■ Given task: In the entries below, count every line containing "piggy". Reply with the number alone.

☆ ☆ ☆

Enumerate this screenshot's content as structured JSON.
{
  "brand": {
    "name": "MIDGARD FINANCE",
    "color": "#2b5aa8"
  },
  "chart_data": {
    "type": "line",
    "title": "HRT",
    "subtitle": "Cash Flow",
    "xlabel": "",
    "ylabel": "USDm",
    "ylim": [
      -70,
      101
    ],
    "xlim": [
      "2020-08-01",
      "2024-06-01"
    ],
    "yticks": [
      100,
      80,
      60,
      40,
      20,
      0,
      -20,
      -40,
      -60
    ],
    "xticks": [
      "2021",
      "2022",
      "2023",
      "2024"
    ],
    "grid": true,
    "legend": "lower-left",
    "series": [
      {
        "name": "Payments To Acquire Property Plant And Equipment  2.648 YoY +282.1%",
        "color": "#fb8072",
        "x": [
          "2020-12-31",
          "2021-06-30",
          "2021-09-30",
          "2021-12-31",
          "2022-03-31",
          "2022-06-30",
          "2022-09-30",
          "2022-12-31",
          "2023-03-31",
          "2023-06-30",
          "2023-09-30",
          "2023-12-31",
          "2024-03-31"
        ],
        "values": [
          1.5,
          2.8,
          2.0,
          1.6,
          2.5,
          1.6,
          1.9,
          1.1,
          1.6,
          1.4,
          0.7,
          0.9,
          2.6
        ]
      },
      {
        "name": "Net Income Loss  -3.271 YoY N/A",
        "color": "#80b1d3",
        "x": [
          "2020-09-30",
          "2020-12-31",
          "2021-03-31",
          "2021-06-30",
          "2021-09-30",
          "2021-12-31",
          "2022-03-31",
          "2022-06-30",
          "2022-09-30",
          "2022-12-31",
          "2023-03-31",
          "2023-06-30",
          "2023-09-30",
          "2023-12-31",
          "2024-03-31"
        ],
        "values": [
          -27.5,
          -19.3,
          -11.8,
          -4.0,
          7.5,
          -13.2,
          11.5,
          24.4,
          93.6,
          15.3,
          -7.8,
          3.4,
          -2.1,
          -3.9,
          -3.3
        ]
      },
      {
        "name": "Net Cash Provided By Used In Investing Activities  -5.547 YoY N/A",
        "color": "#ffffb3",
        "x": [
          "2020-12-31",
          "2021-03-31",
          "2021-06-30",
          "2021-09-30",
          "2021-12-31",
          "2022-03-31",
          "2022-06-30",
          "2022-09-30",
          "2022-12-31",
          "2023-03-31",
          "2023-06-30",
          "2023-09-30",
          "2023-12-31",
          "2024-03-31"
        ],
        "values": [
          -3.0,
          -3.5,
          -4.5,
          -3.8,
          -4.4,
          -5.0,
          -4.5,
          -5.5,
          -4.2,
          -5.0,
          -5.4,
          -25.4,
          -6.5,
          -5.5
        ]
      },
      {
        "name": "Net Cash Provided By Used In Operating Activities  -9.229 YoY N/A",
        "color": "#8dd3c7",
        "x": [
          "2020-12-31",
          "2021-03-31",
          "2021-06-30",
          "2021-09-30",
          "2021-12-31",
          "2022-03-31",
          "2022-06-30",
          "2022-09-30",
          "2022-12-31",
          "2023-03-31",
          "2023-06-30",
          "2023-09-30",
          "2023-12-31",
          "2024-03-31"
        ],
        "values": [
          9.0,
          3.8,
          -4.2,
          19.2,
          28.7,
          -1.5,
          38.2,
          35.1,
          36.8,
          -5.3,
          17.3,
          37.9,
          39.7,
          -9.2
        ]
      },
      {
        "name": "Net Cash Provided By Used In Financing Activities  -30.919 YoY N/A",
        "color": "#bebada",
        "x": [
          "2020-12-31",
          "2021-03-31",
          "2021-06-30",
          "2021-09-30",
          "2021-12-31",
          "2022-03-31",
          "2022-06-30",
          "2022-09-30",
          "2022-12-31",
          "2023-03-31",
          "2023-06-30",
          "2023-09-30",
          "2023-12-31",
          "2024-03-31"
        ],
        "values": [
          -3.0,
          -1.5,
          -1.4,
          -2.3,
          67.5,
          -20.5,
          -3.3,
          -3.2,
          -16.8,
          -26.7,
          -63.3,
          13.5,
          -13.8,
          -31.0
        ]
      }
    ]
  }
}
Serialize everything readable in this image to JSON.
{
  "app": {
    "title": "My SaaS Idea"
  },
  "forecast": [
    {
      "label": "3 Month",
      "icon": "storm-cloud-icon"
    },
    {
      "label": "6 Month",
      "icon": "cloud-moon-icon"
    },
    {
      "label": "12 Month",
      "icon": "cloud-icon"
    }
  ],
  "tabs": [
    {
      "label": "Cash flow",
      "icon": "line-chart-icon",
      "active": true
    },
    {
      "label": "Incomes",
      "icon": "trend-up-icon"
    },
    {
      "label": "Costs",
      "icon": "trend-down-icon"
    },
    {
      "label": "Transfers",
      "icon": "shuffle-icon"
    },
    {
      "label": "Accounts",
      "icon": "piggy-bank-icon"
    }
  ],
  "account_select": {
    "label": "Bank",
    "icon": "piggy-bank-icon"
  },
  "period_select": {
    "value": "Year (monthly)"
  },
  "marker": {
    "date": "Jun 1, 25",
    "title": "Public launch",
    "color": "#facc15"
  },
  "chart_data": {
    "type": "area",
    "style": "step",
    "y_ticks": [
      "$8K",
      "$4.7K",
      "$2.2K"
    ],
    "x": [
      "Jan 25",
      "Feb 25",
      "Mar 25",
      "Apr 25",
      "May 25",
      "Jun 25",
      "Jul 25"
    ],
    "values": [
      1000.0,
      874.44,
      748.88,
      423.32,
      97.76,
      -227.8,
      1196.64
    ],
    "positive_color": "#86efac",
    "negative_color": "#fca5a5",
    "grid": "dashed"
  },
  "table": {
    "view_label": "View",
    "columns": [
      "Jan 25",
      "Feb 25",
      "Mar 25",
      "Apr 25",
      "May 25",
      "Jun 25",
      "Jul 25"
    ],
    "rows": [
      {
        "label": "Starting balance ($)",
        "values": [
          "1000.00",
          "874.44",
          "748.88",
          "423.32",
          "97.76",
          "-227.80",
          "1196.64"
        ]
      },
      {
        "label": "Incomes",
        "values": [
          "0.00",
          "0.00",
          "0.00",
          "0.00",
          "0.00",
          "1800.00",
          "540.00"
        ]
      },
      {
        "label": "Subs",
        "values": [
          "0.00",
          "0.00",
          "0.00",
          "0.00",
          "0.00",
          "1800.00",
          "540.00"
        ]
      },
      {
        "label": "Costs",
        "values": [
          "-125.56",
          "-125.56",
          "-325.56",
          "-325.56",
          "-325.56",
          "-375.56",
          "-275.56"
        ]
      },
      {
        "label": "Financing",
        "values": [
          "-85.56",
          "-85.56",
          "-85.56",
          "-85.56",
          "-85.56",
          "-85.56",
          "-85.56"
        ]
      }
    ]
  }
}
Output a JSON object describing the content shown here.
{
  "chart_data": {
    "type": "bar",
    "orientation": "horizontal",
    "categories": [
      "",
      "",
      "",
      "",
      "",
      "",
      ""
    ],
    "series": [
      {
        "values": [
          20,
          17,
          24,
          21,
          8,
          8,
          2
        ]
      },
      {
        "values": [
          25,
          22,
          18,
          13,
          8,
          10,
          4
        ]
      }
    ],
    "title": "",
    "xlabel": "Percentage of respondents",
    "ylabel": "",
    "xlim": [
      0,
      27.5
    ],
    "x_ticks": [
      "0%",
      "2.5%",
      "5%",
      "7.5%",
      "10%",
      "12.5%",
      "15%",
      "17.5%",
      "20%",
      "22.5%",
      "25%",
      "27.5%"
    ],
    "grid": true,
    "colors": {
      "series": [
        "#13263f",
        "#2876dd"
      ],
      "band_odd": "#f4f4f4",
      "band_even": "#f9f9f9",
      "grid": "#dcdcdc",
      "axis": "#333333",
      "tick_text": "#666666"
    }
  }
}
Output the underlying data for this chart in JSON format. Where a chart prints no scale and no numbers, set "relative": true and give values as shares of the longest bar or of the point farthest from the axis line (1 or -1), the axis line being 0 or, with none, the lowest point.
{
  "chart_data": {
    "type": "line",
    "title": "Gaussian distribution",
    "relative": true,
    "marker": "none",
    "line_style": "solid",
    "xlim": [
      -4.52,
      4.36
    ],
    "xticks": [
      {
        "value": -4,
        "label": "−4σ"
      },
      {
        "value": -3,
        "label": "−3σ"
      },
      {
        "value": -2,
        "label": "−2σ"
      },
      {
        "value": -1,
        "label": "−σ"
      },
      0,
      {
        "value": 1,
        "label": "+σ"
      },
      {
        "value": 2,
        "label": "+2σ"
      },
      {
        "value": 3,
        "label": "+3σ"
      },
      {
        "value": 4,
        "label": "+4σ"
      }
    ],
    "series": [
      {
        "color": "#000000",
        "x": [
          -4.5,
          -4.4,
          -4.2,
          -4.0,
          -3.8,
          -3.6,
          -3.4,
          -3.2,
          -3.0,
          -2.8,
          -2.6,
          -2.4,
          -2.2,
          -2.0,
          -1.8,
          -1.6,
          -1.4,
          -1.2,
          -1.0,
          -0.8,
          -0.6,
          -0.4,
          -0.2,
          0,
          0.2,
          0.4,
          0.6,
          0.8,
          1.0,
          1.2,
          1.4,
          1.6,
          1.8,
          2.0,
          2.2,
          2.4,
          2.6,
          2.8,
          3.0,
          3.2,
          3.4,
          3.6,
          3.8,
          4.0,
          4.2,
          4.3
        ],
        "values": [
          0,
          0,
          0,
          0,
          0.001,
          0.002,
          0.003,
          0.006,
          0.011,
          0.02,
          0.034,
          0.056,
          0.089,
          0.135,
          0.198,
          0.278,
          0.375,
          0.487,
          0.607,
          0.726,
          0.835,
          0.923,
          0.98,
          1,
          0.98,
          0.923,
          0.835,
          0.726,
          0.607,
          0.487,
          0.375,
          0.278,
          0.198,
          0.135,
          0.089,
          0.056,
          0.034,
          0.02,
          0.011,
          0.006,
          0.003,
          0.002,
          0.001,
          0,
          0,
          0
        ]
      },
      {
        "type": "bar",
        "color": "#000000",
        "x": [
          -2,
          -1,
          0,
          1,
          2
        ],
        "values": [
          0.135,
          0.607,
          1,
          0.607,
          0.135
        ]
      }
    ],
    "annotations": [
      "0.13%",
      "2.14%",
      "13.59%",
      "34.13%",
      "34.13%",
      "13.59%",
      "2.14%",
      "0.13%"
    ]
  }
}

☆ ☆ ☆

■ Output for this task: 2